STATED PROBLEM: Within the records that follow, find every line containing the string "screenshot". Copy those lines.

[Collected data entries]
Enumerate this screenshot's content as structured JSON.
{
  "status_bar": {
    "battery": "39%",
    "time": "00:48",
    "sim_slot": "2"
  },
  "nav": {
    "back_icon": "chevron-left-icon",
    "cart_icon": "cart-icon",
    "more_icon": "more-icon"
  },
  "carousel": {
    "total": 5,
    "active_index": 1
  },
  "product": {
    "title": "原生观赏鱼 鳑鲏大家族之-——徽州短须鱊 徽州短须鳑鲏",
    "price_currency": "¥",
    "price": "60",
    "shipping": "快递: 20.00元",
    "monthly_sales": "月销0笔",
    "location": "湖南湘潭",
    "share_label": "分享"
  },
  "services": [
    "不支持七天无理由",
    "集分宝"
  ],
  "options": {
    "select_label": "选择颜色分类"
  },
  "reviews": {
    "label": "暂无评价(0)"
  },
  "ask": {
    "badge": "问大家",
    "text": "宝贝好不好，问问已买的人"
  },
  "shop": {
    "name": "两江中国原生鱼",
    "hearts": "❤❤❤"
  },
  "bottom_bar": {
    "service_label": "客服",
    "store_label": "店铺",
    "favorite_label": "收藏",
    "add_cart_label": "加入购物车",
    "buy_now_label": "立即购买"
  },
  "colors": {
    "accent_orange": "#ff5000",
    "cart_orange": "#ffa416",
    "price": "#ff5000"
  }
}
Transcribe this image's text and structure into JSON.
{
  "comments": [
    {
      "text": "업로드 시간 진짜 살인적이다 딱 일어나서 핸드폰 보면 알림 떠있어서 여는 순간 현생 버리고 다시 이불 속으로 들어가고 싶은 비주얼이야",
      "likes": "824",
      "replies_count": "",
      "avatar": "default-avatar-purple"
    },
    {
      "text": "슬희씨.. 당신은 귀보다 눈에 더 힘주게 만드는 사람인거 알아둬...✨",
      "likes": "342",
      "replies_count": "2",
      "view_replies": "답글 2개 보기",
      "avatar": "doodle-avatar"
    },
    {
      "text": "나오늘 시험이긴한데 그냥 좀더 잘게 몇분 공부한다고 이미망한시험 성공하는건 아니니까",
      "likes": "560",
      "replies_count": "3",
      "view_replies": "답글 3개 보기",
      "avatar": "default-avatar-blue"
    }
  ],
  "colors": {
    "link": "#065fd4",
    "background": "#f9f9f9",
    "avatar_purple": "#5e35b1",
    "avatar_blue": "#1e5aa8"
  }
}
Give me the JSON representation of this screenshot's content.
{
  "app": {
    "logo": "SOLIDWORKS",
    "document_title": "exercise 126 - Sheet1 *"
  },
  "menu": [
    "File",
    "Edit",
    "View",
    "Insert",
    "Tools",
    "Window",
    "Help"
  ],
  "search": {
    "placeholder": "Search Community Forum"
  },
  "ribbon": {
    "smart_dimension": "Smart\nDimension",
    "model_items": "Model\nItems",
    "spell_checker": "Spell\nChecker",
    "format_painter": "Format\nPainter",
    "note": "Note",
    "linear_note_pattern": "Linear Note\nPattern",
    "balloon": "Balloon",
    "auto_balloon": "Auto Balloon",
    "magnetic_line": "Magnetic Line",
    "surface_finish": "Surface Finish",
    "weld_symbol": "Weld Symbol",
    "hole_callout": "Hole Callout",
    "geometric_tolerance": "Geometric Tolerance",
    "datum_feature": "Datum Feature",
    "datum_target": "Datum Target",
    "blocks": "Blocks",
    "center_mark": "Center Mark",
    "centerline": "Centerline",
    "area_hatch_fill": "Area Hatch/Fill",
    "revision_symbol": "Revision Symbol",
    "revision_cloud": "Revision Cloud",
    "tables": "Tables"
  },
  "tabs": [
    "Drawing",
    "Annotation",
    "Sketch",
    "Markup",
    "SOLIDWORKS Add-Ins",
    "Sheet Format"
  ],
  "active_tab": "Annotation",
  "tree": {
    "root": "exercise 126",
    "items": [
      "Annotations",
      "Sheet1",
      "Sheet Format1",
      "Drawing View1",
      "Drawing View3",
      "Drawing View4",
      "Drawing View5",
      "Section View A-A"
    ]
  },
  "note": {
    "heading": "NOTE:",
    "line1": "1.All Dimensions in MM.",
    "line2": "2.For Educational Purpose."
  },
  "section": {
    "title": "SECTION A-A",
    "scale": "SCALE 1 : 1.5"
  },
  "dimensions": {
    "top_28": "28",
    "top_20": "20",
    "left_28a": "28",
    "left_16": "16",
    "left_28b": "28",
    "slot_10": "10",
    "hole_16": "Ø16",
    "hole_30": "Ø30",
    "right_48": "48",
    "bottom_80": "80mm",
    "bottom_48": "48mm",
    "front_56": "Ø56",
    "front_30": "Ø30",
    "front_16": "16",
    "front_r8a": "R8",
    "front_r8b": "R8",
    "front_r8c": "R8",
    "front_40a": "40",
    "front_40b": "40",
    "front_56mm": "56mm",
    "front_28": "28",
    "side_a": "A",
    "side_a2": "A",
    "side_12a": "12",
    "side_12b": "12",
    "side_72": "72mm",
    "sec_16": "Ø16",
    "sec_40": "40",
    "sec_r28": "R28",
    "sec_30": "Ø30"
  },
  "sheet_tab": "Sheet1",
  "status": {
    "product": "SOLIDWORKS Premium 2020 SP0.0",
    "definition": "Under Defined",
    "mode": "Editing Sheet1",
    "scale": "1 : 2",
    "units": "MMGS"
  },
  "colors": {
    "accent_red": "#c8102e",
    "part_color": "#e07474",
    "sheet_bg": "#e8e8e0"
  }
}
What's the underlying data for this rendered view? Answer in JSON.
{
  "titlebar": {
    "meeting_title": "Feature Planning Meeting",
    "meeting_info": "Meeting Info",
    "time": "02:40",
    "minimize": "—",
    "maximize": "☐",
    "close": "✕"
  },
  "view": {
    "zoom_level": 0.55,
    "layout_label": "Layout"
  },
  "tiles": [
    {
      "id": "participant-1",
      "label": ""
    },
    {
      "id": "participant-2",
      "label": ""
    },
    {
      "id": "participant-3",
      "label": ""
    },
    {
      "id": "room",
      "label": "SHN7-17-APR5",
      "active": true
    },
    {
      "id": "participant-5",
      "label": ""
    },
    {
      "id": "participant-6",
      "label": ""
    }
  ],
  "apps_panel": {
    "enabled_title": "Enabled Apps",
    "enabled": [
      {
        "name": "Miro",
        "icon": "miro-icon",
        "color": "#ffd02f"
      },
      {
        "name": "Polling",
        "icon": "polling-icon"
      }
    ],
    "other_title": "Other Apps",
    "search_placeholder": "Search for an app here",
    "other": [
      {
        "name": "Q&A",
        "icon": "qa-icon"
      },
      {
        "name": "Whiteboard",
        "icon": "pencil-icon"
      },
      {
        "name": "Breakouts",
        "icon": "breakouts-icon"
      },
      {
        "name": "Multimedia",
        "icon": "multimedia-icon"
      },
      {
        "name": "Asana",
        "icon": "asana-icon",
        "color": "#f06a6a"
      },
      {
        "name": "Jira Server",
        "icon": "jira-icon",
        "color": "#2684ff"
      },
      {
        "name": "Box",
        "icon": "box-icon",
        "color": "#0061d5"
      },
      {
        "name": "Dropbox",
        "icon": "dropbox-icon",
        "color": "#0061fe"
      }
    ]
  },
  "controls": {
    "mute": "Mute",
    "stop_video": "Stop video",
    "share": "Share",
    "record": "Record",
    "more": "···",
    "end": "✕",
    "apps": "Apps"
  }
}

ANSWER IN FULL:
Enumerate this screenshot's content as structured JSON.
Give me the JSON representation of this screenshot's content.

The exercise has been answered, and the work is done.